▶ What to do
In how many lines does the string "removed" appear? Answer with the number only.

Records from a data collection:
════════════════

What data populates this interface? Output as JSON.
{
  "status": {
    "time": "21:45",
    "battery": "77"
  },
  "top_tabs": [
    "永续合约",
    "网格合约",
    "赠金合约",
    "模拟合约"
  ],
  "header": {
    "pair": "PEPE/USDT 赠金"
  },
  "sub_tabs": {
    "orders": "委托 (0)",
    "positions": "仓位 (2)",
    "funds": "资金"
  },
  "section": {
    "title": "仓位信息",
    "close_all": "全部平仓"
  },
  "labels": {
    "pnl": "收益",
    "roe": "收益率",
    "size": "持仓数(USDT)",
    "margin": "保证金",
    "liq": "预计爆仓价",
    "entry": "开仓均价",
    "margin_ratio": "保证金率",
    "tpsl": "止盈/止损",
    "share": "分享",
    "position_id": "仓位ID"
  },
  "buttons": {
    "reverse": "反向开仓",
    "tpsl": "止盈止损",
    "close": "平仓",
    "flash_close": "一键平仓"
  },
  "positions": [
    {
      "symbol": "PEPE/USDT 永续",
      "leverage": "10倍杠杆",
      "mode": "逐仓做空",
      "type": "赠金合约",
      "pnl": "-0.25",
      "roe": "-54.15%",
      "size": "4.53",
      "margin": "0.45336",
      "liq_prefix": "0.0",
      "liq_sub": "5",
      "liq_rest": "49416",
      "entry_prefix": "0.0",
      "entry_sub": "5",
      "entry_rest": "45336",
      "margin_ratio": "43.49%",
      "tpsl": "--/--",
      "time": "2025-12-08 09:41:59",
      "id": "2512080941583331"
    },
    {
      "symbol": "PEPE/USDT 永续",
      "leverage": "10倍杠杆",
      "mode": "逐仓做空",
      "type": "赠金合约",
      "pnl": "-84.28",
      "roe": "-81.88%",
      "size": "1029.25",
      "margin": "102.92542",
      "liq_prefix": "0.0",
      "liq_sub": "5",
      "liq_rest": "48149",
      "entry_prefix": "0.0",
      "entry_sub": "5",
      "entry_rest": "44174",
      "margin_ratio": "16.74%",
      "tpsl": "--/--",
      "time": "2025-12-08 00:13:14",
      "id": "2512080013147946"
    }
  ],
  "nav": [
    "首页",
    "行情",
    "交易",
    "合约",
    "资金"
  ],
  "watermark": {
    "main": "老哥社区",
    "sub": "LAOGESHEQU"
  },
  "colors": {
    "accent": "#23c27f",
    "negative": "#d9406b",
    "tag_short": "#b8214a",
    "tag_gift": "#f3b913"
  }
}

════════════════

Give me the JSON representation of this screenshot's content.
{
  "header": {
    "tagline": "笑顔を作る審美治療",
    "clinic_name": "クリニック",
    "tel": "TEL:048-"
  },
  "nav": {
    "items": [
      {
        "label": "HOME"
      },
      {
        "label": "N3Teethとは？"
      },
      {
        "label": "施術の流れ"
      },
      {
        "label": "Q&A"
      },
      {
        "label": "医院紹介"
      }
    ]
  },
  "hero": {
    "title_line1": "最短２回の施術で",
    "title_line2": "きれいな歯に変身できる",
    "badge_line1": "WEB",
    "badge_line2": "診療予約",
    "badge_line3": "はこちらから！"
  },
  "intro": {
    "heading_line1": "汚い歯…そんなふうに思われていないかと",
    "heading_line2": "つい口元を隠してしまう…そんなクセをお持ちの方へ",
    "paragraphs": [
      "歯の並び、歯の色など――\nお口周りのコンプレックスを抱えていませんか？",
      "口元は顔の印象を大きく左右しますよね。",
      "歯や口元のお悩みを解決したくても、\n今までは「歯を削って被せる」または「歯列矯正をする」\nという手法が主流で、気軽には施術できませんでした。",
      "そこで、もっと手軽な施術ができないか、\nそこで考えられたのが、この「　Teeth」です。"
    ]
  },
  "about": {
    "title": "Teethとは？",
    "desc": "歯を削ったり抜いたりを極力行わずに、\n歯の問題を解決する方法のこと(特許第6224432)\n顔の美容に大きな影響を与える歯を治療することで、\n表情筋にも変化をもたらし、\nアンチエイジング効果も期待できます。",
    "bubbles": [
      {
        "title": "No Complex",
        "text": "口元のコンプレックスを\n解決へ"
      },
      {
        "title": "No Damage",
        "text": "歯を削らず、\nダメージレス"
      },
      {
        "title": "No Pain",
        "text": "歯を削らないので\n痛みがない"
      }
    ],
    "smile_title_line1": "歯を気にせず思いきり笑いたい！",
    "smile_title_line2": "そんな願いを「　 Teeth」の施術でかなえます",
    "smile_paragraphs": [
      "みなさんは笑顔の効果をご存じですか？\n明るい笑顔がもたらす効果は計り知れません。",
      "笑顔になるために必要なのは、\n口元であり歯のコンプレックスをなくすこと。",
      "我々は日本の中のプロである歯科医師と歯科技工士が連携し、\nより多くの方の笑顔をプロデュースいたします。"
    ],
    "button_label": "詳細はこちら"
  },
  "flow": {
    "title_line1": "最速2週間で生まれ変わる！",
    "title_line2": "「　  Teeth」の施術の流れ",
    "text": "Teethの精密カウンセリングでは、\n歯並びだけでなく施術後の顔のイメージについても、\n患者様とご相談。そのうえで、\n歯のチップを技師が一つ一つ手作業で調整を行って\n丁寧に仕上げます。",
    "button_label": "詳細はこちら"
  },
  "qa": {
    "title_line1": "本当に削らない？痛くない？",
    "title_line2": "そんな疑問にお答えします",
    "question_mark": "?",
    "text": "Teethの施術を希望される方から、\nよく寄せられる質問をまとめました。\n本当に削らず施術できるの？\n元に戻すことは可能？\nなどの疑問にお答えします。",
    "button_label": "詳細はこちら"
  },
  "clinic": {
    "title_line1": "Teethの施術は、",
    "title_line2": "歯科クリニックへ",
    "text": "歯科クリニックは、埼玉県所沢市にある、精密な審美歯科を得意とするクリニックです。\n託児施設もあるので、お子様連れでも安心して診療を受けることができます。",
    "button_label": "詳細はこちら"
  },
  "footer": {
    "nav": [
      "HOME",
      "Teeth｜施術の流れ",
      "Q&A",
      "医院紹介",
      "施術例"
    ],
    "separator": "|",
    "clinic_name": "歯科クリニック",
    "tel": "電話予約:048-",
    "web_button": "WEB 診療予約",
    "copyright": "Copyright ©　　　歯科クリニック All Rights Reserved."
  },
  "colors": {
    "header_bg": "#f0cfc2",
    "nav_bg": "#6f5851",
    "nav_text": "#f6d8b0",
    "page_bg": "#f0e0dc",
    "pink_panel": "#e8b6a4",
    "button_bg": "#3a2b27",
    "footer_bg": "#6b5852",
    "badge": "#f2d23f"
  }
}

════════════════

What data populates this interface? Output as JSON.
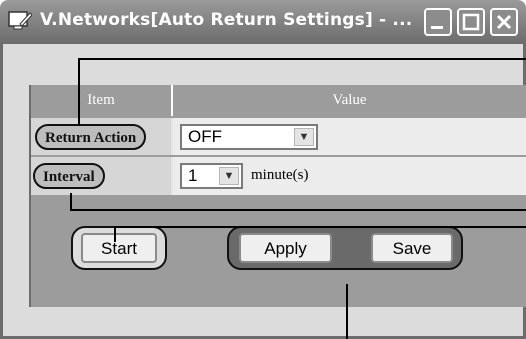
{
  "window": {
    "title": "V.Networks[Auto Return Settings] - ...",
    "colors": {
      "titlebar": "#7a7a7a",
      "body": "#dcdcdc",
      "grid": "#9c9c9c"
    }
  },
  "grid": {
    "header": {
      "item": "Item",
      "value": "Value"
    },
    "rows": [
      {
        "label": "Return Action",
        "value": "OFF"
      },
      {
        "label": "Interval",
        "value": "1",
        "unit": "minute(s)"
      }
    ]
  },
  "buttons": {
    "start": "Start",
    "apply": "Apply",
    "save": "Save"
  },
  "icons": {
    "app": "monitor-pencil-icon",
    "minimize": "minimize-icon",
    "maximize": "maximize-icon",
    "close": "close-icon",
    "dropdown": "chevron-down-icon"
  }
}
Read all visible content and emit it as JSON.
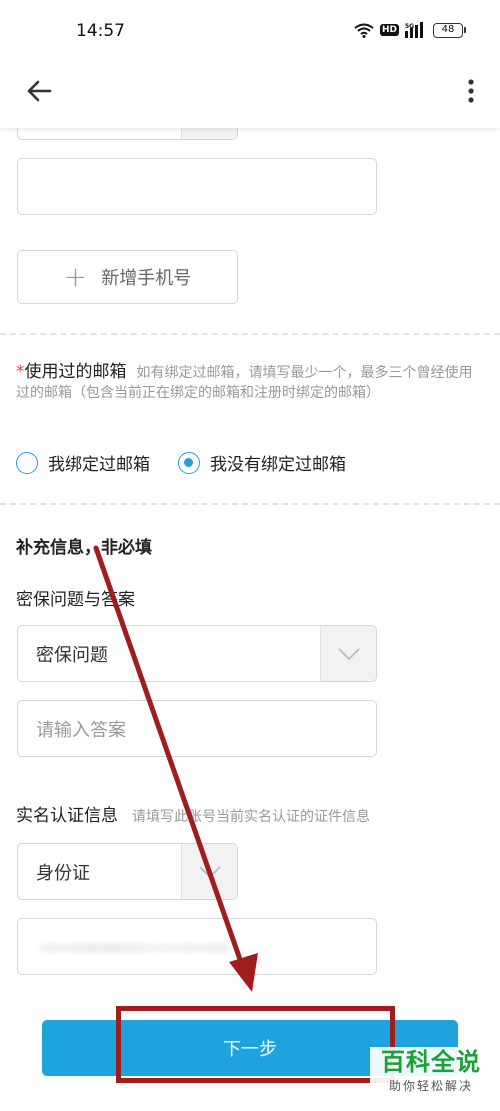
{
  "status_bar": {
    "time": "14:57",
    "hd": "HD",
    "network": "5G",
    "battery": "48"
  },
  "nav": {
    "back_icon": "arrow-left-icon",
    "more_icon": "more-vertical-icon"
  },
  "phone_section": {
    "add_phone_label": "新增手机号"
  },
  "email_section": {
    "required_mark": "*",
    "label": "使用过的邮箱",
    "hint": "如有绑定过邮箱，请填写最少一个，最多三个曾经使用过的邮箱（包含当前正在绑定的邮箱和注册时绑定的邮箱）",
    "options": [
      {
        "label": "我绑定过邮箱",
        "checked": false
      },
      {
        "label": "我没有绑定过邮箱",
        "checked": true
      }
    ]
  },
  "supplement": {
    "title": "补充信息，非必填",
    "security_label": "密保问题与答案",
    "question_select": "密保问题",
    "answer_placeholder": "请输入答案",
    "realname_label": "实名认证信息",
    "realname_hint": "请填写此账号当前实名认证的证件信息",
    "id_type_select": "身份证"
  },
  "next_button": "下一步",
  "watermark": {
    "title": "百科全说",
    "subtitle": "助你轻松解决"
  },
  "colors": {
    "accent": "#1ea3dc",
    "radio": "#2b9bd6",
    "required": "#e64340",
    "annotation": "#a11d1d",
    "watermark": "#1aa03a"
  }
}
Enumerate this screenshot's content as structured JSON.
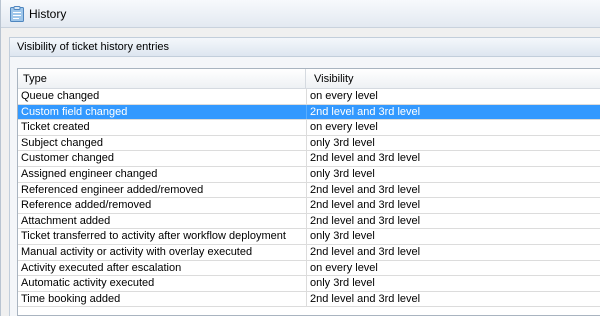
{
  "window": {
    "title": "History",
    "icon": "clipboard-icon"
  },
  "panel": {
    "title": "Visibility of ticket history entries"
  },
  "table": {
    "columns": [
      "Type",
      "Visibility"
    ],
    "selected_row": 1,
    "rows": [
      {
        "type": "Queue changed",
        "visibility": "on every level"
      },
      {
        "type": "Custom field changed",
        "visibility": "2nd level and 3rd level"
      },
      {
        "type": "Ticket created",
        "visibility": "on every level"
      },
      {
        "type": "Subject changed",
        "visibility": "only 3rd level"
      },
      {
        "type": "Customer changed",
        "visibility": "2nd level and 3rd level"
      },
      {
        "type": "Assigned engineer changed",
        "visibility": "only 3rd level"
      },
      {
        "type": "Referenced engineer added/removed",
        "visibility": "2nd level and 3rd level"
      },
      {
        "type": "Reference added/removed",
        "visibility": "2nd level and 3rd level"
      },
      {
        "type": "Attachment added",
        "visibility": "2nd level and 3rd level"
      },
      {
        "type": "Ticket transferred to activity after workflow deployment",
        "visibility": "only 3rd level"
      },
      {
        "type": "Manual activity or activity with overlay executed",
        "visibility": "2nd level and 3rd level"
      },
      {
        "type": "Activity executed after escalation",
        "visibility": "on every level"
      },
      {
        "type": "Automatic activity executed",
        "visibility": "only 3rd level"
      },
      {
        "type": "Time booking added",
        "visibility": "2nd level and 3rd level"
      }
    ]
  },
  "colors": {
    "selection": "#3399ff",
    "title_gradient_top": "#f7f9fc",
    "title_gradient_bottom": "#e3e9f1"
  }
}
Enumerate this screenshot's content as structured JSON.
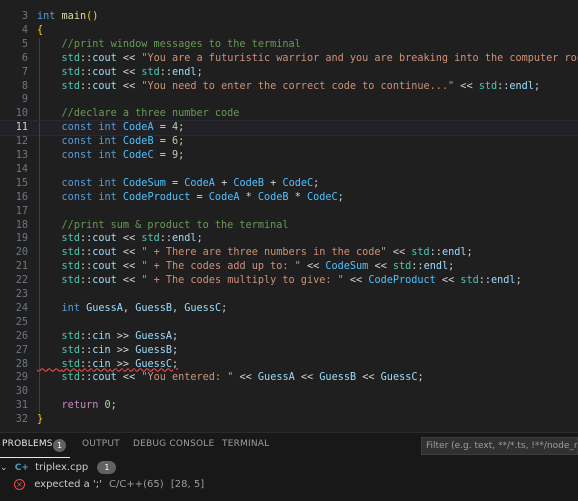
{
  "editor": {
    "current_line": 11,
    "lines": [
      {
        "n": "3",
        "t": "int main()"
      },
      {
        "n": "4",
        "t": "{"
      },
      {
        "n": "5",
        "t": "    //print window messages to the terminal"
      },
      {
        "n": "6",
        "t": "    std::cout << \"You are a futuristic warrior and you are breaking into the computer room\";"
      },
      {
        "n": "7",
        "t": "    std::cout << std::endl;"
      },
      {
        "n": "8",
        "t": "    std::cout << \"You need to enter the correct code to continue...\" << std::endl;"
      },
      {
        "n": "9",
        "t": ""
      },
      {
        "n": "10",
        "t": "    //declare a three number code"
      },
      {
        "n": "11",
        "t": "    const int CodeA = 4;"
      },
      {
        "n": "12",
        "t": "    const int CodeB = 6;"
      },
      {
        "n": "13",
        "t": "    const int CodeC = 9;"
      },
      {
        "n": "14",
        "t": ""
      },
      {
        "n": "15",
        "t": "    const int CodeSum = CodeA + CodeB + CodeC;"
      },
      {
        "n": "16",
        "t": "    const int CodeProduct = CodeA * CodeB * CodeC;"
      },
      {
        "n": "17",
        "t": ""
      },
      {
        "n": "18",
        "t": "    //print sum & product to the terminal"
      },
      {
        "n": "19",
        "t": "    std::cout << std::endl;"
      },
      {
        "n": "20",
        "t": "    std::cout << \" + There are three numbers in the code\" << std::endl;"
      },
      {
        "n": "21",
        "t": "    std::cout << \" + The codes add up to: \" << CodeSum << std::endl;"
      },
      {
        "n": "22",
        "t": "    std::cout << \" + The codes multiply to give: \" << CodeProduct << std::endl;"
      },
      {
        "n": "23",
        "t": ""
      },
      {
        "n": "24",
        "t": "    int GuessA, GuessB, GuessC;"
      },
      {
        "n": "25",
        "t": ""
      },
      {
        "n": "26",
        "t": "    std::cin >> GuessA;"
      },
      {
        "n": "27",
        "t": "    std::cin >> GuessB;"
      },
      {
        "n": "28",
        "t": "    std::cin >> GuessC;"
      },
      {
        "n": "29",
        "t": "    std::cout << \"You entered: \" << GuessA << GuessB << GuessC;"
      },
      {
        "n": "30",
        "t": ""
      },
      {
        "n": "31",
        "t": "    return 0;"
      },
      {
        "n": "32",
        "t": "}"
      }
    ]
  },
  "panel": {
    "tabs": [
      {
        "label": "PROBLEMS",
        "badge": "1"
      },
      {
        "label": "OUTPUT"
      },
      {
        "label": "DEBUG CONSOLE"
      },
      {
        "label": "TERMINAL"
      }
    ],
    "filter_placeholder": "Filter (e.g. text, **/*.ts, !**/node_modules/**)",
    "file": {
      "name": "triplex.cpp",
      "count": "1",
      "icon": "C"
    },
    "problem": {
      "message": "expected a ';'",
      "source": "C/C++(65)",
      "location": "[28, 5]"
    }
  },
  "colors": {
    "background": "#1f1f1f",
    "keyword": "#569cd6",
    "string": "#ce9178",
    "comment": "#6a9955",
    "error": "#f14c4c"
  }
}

════════════════

▶ Task answer
2